● **PROBLEM DESCRIPTION**
Output all the material that follows, exactly as given.

● **MATERIAL PROVIDED**
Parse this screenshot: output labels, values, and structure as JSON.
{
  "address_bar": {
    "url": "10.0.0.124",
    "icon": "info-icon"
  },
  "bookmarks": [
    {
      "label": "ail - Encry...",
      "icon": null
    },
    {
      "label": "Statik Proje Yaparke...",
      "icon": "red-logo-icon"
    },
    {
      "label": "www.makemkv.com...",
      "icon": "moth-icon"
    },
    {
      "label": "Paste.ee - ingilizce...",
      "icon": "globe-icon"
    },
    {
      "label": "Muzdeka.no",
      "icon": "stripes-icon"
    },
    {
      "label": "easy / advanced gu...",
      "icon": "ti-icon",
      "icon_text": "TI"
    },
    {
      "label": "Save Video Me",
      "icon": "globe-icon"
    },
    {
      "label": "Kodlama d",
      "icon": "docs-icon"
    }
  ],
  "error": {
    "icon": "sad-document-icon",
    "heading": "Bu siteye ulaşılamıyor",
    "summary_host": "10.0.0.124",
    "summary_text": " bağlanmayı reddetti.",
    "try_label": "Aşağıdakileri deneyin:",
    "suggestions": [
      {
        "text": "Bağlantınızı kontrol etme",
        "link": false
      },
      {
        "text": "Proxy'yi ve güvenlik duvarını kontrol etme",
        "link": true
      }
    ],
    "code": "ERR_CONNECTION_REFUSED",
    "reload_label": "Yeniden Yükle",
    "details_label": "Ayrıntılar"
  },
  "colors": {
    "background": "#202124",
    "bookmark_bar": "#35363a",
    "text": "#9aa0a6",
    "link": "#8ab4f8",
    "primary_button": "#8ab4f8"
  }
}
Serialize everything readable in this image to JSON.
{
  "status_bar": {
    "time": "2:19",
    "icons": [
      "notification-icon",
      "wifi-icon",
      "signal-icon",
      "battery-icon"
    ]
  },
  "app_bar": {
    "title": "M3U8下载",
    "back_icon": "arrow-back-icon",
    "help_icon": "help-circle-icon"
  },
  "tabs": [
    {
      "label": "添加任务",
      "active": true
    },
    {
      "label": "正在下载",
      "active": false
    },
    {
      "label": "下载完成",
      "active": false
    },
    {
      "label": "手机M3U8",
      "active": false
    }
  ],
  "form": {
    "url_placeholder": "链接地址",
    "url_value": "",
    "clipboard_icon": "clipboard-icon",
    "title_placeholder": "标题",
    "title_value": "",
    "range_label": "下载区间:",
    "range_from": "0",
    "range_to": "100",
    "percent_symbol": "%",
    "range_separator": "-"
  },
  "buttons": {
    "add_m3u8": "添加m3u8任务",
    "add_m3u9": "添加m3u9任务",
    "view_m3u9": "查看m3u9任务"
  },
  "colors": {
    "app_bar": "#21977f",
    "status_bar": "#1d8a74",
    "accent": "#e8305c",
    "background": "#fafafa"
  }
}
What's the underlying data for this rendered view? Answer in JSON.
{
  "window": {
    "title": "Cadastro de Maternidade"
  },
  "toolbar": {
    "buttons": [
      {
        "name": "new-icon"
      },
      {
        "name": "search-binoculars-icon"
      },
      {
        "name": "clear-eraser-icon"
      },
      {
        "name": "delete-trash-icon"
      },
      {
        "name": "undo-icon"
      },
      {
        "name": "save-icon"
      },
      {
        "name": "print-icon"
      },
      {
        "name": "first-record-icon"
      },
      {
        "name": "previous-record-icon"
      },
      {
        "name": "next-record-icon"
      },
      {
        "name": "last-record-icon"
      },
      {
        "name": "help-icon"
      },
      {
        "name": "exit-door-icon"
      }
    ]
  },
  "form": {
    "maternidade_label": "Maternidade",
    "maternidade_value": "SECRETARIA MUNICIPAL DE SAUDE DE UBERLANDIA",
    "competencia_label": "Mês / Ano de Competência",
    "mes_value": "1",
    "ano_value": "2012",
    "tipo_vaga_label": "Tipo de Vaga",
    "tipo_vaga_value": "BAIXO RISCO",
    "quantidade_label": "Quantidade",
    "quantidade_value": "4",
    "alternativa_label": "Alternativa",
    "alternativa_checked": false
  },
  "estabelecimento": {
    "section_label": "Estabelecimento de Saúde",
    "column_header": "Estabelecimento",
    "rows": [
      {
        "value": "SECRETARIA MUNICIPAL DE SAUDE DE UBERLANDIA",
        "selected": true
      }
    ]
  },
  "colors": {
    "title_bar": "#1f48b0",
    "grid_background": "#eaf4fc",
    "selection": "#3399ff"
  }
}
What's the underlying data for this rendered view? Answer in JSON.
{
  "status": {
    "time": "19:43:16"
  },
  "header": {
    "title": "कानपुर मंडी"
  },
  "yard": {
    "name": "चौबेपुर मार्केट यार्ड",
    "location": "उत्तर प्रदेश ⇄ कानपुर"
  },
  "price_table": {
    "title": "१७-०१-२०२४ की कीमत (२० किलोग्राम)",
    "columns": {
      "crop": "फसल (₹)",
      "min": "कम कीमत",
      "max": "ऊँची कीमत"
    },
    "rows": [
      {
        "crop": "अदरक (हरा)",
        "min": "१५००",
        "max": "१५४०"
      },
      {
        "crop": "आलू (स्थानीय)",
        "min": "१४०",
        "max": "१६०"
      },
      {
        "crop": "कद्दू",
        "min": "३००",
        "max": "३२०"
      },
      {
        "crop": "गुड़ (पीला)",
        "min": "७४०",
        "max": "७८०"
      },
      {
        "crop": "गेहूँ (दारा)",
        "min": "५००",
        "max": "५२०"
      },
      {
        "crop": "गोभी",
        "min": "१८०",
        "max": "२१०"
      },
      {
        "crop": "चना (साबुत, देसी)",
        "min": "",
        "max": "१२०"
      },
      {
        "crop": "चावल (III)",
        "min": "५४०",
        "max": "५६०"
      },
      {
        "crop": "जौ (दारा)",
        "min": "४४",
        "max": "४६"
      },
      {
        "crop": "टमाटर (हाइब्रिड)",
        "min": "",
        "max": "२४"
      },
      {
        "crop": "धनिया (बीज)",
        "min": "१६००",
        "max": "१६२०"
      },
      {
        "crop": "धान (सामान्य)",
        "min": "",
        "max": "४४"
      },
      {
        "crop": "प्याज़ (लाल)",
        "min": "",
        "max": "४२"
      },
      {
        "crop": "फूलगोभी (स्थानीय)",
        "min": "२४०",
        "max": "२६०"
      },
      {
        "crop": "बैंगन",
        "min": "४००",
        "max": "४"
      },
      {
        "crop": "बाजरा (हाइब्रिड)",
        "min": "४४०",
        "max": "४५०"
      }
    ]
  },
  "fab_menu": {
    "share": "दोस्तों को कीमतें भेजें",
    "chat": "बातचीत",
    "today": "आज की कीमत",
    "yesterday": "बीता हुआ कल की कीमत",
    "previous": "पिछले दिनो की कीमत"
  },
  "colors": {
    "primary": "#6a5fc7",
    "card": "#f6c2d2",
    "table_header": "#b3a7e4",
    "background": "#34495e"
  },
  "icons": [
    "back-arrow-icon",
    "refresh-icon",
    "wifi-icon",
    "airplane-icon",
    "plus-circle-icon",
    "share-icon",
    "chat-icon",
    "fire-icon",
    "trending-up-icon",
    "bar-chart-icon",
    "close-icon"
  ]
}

● **PROBLEM SOLUTION**
Parse this screenshot: output labels, values, and structure as JSON.
{
  "address_bar": {
    "url": "10.0.0.124",
    "icon": "info-icon"
  },
  "bookmarks": [
    {
      "label": "ail - Encry...",
      "icon": null
    },
    {
      "label": "Statik Proje Yaparke...",
      "icon": "red-logo-icon"
    },
    {
      "label": "www.makemkv.com...",
      "icon": "moth-icon"
    },
    {
      "label": "Paste.ee - ingilizce...",
      "icon": "globe-icon"
    },
    {
      "label": "Muzdeka.no",
      "icon": "stripes-icon"
    },
    {
      "label": "easy / advanced gu...",
      "icon": "ti-icon",
      "icon_text": "TI"
    },
    {
      "label": "Save Video Me",
      "icon": "globe-icon"
    },
    {
      "label": "Kodlama d",
      "icon": "docs-icon"
    }
  ],
  "error": {
    "icon": "sad-document-icon",
    "heading": "Bu siteye ulaşılamıyor",
    "summary_host": "10.0.0.124",
    "summary_text": " bağlanmayı reddetti.",
    "try_label": "Aşağıdakileri deneyin:",
    "suggestions": [
      {
        "text": "Bağlantınızı kontrol etme",
        "link": false
      },
      {
        "text": "Proxy'yi ve güvenlik duvarını kontrol etme",
        "link": true
      }
    ],
    "code": "ERR_CONNECTION_REFUSED",
    "reload_label": "Yeniden Yükle",
    "details_label": "Ayrıntılar"
  },
  "colors": {
    "background": "#202124",
    "bookmark_bar": "#35363a",
    "text": "#9aa0a6",
    "link": "#8ab4f8",
    "primary_button": "#8ab4f8"
  }
}
Serialize everything readable in this image to JSON.
{
  "status_bar": {
    "time": "2:19",
    "icons": [
      "notification-icon",
      "wifi-icon",
      "signal-icon",
      "battery-icon"
    ]
  },
  "app_bar": {
    "title": "M3U8下载",
    "back_icon": "arrow-back-icon",
    "help_icon": "help-circle-icon"
  },
  "tabs": [
    {
      "label": "添加任务",
      "active": true
    },
    {
      "label": "正在下载",
      "active": false
    },
    {
      "label": "下载完成",
      "active": false
    },
    {
      "label": "手机M3U8",
      "active": false
    }
  ],
  "form": {
    "url_placeholder": "链接地址",
    "url_value": "",
    "clipboard_icon": "clipboard-icon",
    "title_placeholder": "标题",
    "title_value": "",
    "range_label": "下载区间:",
    "range_from": "0",
    "range_to": "100",
    "percent_symbol": "%",
    "range_separator": "-"
  },
  "buttons": {
    "add_m3u8": "添加m3u8任务",
    "add_m3u9": "添加m3u9任务",
    "view_m3u9": "查看m3u9任务"
  },
  "colors": {
    "app_bar": "#21977f",
    "status_bar": "#1d8a74",
    "accent": "#e8305c",
    "background": "#fafafa"
  }
}
What's the underlying data for this rendered view? Answer in JSON.
{
  "window": {
    "title": "Cadastro de Maternidade"
  },
  "toolbar": {
    "buttons": [
      {
        "name": "new-icon"
      },
      {
        "name": "search-binoculars-icon"
      },
      {
        "name": "clear-eraser-icon"
      },
      {
        "name": "delete-trash-icon"
      },
      {
        "name": "undo-icon"
      },
      {
        "name": "save-icon"
      },
      {
        "name": "print-icon"
      },
      {
        "name": "first-record-icon"
      },
      {
        "name": "previous-record-icon"
      },
      {
        "name": "next-record-icon"
      },
      {
        "name": "last-record-icon"
      },
      {
        "name": "help-icon"
      },
      {
        "name": "exit-door-icon"
      }
    ]
  },
  "form": {
    "maternidade_label": "Maternidade",
    "maternidade_value": "SECRETARIA MUNICIPAL DE SAUDE DE UBERLANDIA",
    "competencia_label": "Mês / Ano de Competência",
    "mes_value": "1",
    "ano_value": "2012",
    "tipo_vaga_label": "Tipo de Vaga",
    "tipo_vaga_value": "BAIXO RISCO",
    "quantidade_label": "Quantidade",
    "quantidade_value": "4",
    "alternativa_label": "Alternativa",
    "alternativa_checked": false
  },
  "estabelecimento": {
    "section_label": "Estabelecimento de Saúde",
    "column_header": "Estabelecimento",
    "rows": [
      {
        "value": "SECRETARIA MUNICIPAL DE SAUDE DE UBERLANDIA",
        "selected": true
      }
    ]
  },
  "colors": {
    "title_bar": "#1f48b0",
    "grid_background": "#eaf4fc",
    "selection": "#3399ff"
  }
}
What's the underlying data for this rendered view? Answer in JSON.
{
  "status": {
    "time": "19:43:16"
  },
  "header": {
    "title": "कानपुर मंडी"
  },
  "yard": {
    "name": "चौबेपुर मार्केट यार्ड",
    "location": "उत्तर प्रदेश ⇄ कानपुर"
  },
  "price_table": {
    "title": "१७-०१-२०२४ की कीमत (२० किलोग्राम)",
    "columns": {
      "crop": "फसल (₹)",
      "min": "कम कीमत",
      "max": "ऊँची कीमत"
    },
    "rows": [
      {
        "crop": "अदरक (हरा)",
        "min": "१५००",
        "max": "१५४०"
      },
      {
        "crop": "आलू (स्थानीय)",
        "min": "१४०",
        "max": "१६०"
      },
      {
        "crop": "कद्दू",
        "min": "३००",
        "max": "३२०"
      },
      {
        "crop": "गुड़ (पीला)",
        "min": "७४०",
        "max": "७८०"
      },
      {
        "crop": "गेहूँ (दारा)",
        "min": "५००",
        "max": "५२०"
      },
      {
        "crop": "गोभी",
        "min": "१८०",
        "max": "२१०"
      },
      {
        "crop": "चना (साबुत, देसी)",
        "min": "",
        "max": "१२०"
      },
      {
        "crop": "चावल (III)",
        "min": "५४०",
        "max": "५६०"
      },
      {
        "crop": "जौ (दारा)",
        "min": "४४",
        "max": "४६"
      },
      {
        "crop": "टमाटर (हाइब्रिड)",
        "min": "",
        "max": "२४"
      },
      {
        "crop": "धनिया (बीज)",
        "min": "१६००",
        "max": "१६२०"
      },
      {
        "crop": "धान (सामान्य)",
        "min": "",
        "max": "४४"
      },
      {
        "crop": "प्याज़ (लाल)",
        "min": "",
        "max": "४२"
      },
      {
        "crop": "फूलगोभी (स्थानीय)",
        "min": "२४०",
        "max": "२६०"
      },
      {
        "crop": "बैंगन",
        "min": "४००",
        "max": "४"
      },
      {
        "crop": "बाजरा (हाइब्रिड)",
        "min": "४४०",
        "max": "४५०"
      }
    ]
  },
  "fab_menu": {
    "share": "दोस्तों को कीमतें भेजें",
    "chat": "बातचीत",
    "today": "आज की कीमत",
    "yesterday": "बीता हुआ कल की कीमत",
    "previous": "पिछले दिनो की कीमत"
  },
  "colors": {
    "primary": "#6a5fc7",
    "card": "#f6c2d2",
    "table_header": "#b3a7e4",
    "background": "#34495e"
  },
  "icons": [
    "back-arrow-icon",
    "refresh-icon",
    "wifi-icon",
    "airplane-icon",
    "plus-circle-icon",
    "share-icon",
    "chat-icon",
    "fire-icon",
    "trending-up-icon",
    "bar-chart-icon",
    "close-icon"
  ]
}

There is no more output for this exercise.